— START DATA FOR THE TASK —
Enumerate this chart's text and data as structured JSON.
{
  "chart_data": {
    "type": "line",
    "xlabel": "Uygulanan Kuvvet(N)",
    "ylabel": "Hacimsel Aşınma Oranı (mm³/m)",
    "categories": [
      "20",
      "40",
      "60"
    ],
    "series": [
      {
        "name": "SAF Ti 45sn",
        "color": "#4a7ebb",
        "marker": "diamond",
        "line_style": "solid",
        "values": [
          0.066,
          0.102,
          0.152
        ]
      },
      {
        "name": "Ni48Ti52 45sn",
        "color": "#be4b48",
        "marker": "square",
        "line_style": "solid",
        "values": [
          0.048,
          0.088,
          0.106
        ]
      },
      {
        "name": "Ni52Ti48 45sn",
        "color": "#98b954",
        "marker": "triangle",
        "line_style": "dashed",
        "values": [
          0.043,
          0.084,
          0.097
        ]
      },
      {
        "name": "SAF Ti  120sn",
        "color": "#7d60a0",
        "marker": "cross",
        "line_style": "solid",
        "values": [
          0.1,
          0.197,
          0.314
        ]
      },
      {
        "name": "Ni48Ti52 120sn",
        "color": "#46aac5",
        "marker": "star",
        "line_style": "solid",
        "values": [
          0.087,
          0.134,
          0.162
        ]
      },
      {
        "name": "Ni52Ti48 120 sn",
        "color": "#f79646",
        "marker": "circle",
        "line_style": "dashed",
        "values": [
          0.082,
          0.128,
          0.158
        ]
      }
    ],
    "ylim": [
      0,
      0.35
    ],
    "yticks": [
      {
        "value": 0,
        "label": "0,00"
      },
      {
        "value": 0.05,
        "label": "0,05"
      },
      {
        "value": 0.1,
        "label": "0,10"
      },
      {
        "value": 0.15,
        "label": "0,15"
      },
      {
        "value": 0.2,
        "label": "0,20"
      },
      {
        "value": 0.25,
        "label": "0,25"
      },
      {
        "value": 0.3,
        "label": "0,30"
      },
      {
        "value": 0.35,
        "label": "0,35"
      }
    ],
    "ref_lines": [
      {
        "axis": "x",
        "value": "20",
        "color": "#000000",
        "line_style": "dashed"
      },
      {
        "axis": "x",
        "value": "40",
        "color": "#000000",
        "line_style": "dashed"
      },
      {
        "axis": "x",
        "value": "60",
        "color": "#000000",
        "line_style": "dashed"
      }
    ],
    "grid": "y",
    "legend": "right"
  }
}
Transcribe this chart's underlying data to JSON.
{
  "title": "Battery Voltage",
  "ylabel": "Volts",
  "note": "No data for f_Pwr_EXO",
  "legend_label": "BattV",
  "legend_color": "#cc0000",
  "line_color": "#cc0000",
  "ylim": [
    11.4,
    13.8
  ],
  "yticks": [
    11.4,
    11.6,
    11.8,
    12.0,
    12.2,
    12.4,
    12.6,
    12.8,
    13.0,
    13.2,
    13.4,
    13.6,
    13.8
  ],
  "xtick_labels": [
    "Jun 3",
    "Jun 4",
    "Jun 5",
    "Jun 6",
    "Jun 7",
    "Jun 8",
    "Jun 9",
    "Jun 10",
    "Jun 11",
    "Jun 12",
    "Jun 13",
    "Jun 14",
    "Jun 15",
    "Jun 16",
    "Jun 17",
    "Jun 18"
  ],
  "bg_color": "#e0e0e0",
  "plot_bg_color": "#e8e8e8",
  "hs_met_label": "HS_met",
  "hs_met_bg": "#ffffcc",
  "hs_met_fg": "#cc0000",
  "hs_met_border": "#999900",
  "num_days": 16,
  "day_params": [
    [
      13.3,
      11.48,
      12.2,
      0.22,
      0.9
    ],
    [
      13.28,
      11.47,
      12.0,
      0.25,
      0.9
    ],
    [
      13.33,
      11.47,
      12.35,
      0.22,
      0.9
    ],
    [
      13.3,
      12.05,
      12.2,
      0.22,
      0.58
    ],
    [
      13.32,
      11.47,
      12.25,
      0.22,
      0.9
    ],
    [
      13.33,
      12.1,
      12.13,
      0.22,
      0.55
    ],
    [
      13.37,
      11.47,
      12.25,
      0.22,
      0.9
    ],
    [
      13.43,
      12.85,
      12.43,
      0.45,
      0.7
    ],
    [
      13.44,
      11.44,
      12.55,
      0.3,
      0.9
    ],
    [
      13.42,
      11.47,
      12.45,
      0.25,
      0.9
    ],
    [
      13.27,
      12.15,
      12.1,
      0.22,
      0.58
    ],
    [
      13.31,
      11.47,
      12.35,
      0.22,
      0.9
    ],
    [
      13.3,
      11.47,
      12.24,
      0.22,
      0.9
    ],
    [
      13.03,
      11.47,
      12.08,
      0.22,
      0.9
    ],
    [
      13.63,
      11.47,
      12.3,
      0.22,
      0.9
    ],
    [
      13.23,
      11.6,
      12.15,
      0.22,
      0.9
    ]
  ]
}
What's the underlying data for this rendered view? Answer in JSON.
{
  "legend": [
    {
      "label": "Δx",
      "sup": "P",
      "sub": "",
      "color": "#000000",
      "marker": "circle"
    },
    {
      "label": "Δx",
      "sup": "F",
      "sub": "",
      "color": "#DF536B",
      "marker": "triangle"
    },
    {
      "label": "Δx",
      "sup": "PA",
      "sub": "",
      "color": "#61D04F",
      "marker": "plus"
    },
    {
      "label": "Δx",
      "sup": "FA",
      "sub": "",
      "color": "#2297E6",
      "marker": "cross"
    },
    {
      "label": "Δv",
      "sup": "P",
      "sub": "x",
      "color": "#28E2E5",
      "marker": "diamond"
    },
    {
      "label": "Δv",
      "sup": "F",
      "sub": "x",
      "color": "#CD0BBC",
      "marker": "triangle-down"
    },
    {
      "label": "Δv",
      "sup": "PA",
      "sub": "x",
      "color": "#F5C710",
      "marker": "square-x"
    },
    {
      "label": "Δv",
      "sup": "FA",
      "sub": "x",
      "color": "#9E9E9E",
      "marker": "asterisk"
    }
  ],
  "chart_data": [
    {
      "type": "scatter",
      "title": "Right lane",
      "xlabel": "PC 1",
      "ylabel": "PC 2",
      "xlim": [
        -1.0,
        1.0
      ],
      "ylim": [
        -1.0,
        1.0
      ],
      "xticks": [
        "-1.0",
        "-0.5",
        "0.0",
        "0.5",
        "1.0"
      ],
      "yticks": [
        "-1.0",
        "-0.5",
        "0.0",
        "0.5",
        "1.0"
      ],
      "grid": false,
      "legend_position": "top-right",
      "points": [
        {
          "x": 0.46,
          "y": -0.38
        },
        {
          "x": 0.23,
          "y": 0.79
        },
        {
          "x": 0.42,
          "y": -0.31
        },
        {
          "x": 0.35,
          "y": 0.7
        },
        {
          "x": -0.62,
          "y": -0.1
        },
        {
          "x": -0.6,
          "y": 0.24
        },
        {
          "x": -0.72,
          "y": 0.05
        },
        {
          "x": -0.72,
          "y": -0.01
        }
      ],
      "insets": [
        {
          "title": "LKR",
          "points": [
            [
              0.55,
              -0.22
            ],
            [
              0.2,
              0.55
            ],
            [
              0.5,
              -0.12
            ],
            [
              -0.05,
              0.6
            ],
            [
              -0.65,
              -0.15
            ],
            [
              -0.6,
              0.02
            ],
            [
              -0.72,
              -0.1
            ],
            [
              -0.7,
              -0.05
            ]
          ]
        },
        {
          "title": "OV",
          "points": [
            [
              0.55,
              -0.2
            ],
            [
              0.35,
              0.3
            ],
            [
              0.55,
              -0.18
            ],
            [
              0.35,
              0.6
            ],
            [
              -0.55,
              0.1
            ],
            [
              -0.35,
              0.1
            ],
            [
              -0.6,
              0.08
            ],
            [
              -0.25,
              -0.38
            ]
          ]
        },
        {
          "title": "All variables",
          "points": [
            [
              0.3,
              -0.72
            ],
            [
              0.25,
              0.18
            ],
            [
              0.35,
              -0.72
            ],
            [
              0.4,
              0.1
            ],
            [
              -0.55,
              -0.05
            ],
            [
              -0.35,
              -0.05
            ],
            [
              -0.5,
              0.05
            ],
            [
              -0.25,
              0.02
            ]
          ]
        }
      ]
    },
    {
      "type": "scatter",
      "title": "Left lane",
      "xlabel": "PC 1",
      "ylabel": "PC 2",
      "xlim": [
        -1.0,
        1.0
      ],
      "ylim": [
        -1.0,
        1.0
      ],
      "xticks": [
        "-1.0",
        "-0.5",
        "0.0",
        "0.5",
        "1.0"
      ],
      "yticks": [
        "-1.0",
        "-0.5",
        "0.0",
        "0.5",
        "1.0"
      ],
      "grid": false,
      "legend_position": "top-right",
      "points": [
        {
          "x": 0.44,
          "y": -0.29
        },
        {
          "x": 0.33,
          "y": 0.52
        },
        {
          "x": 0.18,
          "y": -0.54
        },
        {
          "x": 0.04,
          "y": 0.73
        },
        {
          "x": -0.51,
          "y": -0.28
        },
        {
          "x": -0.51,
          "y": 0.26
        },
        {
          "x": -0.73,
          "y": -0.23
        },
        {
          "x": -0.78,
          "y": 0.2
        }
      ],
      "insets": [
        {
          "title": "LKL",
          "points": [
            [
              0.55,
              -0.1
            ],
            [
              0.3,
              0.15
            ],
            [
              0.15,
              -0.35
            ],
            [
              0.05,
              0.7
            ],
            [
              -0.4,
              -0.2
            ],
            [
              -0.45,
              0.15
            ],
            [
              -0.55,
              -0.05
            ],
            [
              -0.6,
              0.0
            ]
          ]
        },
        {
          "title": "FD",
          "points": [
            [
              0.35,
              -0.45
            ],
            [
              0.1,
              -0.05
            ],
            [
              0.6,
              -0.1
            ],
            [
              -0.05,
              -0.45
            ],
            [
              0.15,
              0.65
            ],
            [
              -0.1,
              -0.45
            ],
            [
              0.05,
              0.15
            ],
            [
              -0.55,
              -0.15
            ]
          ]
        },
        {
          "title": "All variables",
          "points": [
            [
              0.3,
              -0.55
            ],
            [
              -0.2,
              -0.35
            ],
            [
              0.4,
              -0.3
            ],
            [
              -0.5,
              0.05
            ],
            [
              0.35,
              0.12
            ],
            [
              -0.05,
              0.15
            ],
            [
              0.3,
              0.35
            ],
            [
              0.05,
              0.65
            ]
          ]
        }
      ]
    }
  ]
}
— END DATA FOR THE TASK —
### WHAT TO DO
Filter the entries and copy out every line with the word "triangle".

### RESULT OF THIS TASK
        "marker": "triangle",
      "marker": "triangle"
      "marker": "triangle-down"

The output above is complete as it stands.